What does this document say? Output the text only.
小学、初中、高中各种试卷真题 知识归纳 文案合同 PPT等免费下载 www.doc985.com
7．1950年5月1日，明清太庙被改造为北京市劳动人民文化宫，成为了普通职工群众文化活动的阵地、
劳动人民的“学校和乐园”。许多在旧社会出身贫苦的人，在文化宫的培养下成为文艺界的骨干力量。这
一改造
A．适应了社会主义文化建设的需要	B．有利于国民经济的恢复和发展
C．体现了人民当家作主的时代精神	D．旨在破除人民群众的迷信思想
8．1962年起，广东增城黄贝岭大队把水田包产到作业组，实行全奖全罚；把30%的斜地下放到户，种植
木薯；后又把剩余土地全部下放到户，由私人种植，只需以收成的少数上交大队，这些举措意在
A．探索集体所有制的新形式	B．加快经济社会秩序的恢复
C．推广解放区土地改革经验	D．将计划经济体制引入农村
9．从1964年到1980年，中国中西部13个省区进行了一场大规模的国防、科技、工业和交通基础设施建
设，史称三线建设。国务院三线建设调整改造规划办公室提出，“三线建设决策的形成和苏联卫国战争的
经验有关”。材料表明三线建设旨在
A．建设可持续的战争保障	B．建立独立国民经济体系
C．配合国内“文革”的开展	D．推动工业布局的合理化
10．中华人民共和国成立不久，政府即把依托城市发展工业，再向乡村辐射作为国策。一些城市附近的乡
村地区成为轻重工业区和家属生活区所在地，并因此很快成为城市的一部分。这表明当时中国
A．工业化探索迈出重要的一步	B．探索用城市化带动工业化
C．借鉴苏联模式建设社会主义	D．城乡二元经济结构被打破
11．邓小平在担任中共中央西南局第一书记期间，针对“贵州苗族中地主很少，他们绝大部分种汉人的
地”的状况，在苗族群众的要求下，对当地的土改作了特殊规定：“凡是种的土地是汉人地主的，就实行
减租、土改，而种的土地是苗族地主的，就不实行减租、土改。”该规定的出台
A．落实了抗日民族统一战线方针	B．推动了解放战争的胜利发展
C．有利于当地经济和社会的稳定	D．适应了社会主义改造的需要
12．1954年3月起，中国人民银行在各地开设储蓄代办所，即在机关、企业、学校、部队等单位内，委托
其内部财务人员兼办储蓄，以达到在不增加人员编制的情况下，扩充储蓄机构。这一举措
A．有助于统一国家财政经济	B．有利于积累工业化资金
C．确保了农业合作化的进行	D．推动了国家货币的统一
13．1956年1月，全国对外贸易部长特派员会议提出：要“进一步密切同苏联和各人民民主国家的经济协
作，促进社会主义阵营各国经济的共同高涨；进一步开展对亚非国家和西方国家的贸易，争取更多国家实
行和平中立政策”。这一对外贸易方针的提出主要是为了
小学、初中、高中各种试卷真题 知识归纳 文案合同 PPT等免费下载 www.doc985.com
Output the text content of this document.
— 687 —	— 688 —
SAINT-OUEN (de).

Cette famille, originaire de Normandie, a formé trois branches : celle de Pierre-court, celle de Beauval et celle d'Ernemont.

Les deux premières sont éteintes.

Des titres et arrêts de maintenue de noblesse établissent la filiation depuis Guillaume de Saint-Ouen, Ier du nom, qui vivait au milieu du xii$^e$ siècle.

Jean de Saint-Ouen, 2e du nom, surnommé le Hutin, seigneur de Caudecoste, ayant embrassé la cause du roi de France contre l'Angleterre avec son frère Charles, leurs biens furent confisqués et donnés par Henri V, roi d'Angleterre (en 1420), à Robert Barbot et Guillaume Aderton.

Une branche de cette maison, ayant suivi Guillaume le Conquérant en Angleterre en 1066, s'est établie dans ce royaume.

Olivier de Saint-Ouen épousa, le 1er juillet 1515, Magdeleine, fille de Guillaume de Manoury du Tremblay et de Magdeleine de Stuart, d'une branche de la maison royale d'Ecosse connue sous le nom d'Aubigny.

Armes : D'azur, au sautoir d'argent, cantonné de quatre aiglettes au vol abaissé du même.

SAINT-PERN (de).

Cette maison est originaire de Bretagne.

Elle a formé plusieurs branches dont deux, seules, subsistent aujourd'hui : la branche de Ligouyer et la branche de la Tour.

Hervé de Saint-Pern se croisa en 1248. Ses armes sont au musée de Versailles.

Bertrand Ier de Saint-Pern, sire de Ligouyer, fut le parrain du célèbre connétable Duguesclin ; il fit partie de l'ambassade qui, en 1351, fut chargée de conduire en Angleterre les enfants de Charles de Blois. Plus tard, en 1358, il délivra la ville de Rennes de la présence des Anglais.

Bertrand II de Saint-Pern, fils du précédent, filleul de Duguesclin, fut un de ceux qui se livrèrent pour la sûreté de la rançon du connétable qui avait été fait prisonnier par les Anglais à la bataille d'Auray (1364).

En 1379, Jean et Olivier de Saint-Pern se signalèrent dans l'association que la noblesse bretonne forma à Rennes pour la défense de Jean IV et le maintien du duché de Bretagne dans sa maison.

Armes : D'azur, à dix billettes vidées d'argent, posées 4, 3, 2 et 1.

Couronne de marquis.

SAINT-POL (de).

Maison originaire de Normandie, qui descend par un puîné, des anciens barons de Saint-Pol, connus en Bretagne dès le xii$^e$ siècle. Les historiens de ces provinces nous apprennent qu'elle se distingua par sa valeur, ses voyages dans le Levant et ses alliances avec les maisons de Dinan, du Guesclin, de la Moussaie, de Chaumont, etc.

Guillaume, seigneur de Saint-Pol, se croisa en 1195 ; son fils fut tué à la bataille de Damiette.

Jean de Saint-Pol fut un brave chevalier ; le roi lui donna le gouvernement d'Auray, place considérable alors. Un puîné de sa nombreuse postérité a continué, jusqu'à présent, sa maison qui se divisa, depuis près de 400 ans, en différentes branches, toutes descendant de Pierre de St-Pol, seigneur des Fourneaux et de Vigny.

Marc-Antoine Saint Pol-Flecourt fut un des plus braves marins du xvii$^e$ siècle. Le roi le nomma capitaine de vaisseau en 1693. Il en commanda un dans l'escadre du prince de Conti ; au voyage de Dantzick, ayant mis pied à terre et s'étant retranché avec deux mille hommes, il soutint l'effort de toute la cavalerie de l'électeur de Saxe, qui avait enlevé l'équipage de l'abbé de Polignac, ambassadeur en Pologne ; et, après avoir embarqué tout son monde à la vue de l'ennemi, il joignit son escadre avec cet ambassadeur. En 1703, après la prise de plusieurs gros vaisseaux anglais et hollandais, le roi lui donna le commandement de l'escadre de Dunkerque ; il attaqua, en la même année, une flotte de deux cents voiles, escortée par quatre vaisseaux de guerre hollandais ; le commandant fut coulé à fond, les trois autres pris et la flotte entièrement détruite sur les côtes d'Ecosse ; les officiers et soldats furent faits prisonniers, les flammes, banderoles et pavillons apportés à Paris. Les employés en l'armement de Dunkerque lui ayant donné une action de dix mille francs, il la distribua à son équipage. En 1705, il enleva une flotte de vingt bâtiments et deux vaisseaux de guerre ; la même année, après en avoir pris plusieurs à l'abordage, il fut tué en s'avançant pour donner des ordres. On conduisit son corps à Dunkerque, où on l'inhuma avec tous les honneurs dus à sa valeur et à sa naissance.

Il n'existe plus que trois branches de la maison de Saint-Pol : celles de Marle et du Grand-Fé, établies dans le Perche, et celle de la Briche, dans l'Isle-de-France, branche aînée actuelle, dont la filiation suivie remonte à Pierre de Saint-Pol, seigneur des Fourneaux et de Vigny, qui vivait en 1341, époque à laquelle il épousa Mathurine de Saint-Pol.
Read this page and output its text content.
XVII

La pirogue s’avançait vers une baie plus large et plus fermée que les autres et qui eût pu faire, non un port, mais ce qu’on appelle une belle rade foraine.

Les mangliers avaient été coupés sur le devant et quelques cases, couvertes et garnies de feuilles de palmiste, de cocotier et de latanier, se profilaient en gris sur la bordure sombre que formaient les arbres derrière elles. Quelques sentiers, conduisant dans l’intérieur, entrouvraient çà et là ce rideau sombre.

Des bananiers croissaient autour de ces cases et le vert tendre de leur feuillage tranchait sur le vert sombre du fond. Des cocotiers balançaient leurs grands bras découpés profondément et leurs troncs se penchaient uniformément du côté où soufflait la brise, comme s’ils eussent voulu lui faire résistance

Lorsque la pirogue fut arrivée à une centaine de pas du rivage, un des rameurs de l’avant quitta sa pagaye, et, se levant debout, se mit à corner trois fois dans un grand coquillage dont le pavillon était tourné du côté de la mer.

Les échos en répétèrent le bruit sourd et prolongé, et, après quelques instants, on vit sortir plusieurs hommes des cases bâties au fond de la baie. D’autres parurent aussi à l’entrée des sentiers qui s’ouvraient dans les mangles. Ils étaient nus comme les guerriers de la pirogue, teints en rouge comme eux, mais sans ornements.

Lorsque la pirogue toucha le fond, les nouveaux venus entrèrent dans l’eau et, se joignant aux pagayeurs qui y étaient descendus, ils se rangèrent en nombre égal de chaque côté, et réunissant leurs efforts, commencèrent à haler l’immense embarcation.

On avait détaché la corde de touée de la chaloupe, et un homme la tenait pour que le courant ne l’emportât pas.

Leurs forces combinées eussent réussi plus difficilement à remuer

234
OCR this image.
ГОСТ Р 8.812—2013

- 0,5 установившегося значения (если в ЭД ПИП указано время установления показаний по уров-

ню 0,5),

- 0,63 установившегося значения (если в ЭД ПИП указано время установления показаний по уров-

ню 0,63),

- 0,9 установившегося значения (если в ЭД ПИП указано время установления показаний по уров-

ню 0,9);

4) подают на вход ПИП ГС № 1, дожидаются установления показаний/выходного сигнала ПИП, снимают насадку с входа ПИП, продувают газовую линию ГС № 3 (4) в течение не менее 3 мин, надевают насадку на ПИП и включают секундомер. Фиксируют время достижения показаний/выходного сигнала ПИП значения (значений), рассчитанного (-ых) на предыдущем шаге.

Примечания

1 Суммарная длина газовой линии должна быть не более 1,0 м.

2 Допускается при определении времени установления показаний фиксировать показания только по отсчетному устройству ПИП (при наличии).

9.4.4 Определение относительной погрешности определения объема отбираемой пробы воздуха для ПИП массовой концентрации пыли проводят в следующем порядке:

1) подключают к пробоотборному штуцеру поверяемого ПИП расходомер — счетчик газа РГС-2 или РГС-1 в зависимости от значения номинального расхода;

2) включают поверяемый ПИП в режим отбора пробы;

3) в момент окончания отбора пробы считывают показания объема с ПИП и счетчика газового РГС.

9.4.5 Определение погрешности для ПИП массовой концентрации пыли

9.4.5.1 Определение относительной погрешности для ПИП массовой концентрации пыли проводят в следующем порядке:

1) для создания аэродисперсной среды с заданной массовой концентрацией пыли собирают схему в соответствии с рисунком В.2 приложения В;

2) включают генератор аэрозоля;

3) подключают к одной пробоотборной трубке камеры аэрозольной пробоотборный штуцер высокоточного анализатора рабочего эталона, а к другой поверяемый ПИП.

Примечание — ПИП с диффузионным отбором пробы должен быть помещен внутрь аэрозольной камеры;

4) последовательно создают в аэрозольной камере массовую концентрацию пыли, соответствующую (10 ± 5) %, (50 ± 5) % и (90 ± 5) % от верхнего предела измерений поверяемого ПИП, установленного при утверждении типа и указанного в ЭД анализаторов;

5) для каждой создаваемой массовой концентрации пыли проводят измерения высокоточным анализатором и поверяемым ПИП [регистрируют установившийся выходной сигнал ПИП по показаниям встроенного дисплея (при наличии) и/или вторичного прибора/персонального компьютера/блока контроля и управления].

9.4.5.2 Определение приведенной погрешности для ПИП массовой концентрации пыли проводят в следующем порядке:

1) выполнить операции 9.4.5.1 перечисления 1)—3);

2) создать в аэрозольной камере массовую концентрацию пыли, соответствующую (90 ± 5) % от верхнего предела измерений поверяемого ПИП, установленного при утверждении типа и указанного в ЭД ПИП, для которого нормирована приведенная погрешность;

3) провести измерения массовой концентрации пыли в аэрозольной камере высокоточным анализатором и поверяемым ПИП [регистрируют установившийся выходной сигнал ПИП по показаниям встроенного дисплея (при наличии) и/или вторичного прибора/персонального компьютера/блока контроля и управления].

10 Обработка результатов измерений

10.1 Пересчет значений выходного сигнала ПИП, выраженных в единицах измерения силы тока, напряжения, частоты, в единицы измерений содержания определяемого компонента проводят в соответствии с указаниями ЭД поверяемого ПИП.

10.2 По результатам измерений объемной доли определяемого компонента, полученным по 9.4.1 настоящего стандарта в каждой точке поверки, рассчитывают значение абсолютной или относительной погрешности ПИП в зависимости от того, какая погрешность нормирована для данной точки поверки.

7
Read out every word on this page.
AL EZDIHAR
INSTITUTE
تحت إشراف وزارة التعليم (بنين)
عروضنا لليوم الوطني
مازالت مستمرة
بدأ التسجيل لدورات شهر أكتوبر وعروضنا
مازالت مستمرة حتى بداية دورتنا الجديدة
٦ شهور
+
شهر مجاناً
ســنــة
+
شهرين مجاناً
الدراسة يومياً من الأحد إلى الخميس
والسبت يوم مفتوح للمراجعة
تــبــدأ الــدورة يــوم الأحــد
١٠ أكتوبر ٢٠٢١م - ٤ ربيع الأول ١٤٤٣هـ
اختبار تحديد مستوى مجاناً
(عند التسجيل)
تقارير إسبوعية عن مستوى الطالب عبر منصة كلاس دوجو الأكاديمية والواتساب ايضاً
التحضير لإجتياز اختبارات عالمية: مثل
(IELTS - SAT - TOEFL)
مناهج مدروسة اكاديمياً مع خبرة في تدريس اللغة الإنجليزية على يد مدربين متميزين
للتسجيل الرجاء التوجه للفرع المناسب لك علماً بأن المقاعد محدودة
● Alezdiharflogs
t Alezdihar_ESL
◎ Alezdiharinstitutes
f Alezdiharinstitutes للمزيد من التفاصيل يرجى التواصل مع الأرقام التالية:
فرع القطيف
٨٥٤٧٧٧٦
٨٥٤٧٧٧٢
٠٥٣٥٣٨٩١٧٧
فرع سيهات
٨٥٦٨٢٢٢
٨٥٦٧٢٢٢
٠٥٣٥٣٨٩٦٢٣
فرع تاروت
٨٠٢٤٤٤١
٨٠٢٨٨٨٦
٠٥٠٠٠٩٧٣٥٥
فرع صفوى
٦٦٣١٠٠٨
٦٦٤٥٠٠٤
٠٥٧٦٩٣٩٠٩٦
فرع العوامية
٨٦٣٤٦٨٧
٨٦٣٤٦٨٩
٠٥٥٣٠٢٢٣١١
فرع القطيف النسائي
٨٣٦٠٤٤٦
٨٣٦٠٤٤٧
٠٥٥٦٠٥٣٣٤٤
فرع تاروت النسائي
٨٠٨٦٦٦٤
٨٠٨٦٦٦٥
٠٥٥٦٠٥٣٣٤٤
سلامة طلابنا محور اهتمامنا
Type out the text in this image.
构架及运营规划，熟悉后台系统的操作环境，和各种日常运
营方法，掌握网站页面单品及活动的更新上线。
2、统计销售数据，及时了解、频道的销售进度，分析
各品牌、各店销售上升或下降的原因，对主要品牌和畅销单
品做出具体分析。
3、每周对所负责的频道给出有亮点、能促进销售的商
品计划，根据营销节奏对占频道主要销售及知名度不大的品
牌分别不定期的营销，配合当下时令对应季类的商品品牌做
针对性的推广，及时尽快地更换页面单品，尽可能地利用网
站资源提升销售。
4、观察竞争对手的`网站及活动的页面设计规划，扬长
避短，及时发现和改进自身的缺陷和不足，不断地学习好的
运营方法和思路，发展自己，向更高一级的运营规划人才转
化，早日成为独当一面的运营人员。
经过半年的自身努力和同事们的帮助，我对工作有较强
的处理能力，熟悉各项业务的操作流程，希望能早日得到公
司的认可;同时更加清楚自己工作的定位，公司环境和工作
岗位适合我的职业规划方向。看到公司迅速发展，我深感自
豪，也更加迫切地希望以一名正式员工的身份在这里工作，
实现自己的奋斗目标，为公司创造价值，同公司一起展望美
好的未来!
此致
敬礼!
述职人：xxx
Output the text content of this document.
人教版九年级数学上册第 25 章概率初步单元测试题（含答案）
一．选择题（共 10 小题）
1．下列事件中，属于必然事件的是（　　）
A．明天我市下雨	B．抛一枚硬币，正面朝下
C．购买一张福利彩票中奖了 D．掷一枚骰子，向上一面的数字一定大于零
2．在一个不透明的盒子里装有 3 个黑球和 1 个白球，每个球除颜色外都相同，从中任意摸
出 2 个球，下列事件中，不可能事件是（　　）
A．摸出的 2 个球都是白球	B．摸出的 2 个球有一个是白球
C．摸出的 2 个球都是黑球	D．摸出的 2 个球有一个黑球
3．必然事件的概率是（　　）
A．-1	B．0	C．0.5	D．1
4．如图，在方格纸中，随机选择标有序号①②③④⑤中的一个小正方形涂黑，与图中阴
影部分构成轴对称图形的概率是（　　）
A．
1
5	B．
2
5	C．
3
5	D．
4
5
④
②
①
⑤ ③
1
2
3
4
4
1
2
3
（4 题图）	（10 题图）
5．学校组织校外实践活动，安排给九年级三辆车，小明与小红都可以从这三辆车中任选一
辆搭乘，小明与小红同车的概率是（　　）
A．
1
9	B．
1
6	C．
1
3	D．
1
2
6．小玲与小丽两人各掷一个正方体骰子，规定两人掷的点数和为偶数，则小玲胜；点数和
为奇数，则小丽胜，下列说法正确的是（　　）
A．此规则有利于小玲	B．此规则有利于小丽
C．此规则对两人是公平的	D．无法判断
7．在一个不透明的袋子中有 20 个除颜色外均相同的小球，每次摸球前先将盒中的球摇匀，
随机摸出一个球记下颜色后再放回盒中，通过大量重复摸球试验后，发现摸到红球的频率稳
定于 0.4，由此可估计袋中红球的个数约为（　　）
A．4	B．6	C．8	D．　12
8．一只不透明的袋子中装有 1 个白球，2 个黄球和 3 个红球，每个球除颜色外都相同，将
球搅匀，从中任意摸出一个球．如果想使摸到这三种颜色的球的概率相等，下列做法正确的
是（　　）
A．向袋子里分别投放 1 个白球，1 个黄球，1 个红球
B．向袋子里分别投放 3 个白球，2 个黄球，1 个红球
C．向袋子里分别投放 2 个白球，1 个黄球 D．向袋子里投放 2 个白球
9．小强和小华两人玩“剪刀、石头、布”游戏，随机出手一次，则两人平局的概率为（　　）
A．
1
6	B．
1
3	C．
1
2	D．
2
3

______________________________

■ **Your goal**: Tally up the lines of the listing containing the word "Read". Give only the total.

■ **The solution**: 2